Does this mean older Arm chips will not benefit from AOR implementations?

8.2A is overkill, it is safe to change to 8A. I am not aware about older ARM CPUs with AARCH64 support than 8 family.

embg · 2025-04-02T15:06:06Z

folly/FollyMemchr.h

@@ -0,0 +1,29 @@
+/*


I think we may want a different file path. The other headers under folly/ don't follow the pattern Folly[Name].h.

@yfeldblum can you advise on the right path for this?

@embg Thanks for flagging. For now this is alright initially, and aligns with folly/FollyMemcpy.h. Reorganization later might be appropriate.

Alternatively, we can place this within folly/lang/CString.h. That would be a suitable place for ports and variants of things which libc string.h ships (like this large-buffer variant of memchr and the existing port of BSD's strlcpy).

Sure, I can change the path once decided. This comes from copying FollyMemset.h

Oh man, we shouldn't have merged that :) might be too late to change now...

@yfeldblum I vote for folly/lang/CString.h.

@embg We can always change where eg memset lives if we want to.

yfeldblum

Nice PR overall. Requesting some tweaks around the edges.

yfeldblum · 2025-04-02T16:30:18Z

folly/external/aor/memchr-advsimd.S

+ * devices with h/w SHA512 instruction support. MTE compatibility TBD
+ */
+
+ENTRY (__folly_memchr_aarch64_simd)


Let's include a description of the variant in the name - this is a long-string variant - __folly_memchr_long_aarch64_simd.

yfeldblum · 2025-04-02T16:31:34Z

folly/FollyMemchr.h

@@ -0,0 +1,29 @@
+/*


@embg Thanks for flagging. For now this is alright initially, and aligns with folly/FollyMemcpy.h. Reorganization later might be appropriate.

Alternatively, we can place this within folly/lang/CString.h. That would be a suitable place for ports and variants of things which libc string.h ships (like this large-buffer variant of memchr and the existing port of BSD's strlcpy).

folly/external/aor/memchr-armv8.S

folly/test/MemchrBenchmark.cpp

folly/test/MemchrTest.cpp

yfeldblum · 2025-04-02T16:45:23Z

folly/memchr_select_aarch64.cpp

+  return __folly_memchr_aarch64;
+}
+
+[[gnu::ifunc("__folly_detail_memchr_long_resolve")]]


Note for @embg - the PR would need an edit internally to hook up the Buck build rules.

Aim → Pick up the memchr code review discussion after its last comment and continue it. The material after this point is separate from the memchr review discussion.

Raw records →
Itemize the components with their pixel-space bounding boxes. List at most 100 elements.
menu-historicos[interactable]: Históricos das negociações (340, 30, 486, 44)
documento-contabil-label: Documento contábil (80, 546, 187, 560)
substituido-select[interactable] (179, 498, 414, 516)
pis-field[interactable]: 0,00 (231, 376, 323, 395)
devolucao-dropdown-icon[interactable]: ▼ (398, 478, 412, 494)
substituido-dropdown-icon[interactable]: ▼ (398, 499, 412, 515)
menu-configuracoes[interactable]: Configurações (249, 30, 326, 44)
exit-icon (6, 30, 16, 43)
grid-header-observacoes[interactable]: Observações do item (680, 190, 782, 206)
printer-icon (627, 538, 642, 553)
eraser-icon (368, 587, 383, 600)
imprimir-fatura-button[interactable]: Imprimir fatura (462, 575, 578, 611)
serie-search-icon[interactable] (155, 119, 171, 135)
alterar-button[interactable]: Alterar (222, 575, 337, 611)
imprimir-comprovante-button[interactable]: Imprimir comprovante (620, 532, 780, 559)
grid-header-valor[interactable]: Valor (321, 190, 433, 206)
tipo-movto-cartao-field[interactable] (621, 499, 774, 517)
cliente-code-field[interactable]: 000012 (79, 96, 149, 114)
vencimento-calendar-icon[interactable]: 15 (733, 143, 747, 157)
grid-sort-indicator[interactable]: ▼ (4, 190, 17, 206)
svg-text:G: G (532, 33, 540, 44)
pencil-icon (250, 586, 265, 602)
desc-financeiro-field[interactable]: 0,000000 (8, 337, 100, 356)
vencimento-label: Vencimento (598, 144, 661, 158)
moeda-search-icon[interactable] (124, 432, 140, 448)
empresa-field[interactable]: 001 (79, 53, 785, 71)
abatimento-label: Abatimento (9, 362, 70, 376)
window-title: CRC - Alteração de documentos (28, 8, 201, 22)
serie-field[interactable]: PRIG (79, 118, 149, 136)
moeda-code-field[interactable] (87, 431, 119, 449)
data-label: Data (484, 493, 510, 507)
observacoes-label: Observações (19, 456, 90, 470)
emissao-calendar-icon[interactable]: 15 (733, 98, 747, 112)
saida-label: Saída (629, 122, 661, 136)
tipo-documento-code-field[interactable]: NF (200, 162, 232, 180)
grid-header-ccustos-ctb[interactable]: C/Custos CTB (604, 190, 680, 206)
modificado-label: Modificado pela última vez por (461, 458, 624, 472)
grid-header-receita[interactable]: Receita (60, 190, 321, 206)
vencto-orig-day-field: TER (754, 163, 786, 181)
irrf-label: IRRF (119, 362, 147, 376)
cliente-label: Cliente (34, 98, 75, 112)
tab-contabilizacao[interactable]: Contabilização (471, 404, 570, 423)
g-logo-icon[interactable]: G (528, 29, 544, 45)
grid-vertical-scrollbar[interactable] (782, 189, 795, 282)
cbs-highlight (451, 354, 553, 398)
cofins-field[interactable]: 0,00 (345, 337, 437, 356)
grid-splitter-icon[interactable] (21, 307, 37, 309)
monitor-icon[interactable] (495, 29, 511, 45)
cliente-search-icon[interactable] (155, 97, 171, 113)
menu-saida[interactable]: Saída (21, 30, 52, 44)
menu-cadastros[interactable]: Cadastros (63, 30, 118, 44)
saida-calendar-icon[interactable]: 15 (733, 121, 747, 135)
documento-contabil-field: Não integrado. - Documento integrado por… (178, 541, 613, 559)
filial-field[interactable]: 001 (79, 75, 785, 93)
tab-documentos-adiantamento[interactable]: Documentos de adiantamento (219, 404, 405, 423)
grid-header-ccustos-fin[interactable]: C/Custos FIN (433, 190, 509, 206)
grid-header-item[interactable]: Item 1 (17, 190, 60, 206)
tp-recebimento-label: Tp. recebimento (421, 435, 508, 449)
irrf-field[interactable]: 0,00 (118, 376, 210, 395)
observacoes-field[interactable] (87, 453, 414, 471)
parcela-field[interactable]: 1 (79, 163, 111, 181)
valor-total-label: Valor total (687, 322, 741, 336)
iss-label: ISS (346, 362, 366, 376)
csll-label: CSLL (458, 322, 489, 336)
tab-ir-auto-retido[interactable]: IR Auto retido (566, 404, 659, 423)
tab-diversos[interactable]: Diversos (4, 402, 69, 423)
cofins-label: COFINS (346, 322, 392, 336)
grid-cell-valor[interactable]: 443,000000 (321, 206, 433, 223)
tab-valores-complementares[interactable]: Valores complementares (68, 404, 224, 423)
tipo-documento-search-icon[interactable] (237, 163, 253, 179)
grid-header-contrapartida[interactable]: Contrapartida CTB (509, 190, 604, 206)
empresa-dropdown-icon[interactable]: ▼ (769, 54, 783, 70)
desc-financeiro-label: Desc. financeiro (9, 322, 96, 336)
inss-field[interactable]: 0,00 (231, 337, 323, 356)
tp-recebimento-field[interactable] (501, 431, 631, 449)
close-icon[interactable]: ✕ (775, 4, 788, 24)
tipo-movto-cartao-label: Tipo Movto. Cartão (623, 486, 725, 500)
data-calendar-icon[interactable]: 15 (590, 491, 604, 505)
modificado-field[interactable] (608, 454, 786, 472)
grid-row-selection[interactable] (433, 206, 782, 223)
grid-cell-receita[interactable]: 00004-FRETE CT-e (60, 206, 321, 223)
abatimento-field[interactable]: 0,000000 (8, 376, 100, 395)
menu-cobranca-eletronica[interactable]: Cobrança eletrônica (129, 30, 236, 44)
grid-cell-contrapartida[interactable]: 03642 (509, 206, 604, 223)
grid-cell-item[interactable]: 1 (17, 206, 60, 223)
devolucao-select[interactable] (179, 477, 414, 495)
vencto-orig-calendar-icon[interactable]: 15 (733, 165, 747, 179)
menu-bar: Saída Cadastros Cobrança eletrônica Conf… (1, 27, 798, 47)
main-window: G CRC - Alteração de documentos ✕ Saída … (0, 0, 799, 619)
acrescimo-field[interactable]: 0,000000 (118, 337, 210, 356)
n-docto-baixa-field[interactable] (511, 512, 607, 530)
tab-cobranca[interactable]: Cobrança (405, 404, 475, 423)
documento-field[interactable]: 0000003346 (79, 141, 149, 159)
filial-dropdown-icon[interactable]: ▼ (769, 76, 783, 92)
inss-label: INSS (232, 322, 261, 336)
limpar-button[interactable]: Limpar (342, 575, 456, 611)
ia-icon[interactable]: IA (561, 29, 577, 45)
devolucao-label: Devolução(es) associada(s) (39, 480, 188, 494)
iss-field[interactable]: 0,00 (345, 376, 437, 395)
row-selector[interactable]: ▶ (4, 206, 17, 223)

Written response →
Wait wait wait, why do we need ifunc magic for this PR? I don't see how memchr_long is different than any other simd kernel, like a math kernel, where we don't use ifunc.

You are right, ifunc magic is no longer required as memchr is no longer redefined, I'll fix tomorrow my morning time.

Actually after second thought and reading your comment regarding older ARMs, this runtime dispatch still selects between SHA512 and generic AOR version, where SHA512 is not available.

This doesn't need to be implemented using ifunc. It can be either compile-time dispatch (using macro guards) or runtime dispatch (using cpuid).

ifunc is solving a very specific problem where other translation units call memset and we want to replace that with folly memset.

In this case you have the ability to write a wrapper which dispatches correctly, so ifunc isn't needed.

Internally we do compile with sha3 enabled, so compile-time is fine for us. If runtime dispatch isn't completely trivial to implement, I think compile-time dispatch is fine.

Removed ifunc, added compile time dispatch.

yfeldblum · 2025-04-02T16:46:33Z

folly/memchr_select_aarch64.cpp

+decltype(&__folly_memchr_aarch64) __folly_detail_memchr_long_resolve(
+    uint64_t hwcaps, const void* arg2) {
+#if defined(_IFUNC_ARG_HWCAP)
+    if (hwcaps & HWCAP_SHA3) {


Note for @embg - the PR would need a pass of clang-format (via arc f internally).

folly/memchr_select_aarch64.cpp

…hr versions as discussed in the PR comments

embg · 2025-04-07T21:57:49Z

I will take another pass looking at the new changes tomorrow, if it looks good I will pull this in and work on merging.

facebook-github-bot · 2025-04-07T22:04:14Z

@embg has imported this pull request. If you are a Meta employee, you can view this diff on Phabricator.

embg · 2025-04-08T16:18:57Z

There's a very simple issue which was caught by internal CI. Should be trivial to fix.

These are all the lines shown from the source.